* BEGIN Given entries *

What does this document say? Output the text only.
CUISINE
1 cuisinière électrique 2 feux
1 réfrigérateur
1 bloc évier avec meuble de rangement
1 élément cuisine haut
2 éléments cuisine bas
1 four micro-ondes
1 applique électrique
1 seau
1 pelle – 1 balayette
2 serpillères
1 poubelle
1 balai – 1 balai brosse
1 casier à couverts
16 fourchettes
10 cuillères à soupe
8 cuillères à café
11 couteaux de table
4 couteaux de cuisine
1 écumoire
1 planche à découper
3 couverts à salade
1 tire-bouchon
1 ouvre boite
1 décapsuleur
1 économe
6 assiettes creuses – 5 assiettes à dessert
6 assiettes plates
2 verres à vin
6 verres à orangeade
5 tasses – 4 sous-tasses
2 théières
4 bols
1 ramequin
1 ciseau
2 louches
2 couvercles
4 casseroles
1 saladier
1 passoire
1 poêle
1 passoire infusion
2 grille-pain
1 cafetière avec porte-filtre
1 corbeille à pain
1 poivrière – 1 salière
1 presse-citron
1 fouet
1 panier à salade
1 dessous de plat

* END Given entries *

What to do ▸ Exactly as shown above, return every record.

Response below ▸
What does this document say? Output the text only.
CUISINE
1 cuisinière électrique 2 feux
1 réfrigérateur
1 bloc évier avec meuble de rangement
1 élément cuisine haut
2 éléments cuisine bas
1 four micro-ondes
1 applique électrique
1 seau
1 pelle – 1 balayette
2 serpillères
1 poubelle
1 balai – 1 balai brosse
1 casier à couverts
16 fourchettes
10 cuillères à soupe
8 cuillères à café
11 couteaux de table
4 couteaux de cuisine
1 écumoire
1 planche à découper
3 couverts à salade
1 tire-bouchon
1 ouvre boite
1 décapsuleur
1 économe
6 assiettes creuses – 5 assiettes à dessert
6 assiettes plates
2 verres à vin
6 verres à orangeade
5 tasses – 4 sous-tasses
2 théières
4 bols
1 ramequin
1 ciseau
2 louches
2 couvercles
4 casseroles
1 saladier
1 passoire
1 poêle
1 passoire infusion
2 grille-pain
1 cafetière avec porte-filtre
1 corbeille à pain
1 poivrière – 1 salière
1 presse-citron
1 fouet
1 panier à salade
1 dessous de plat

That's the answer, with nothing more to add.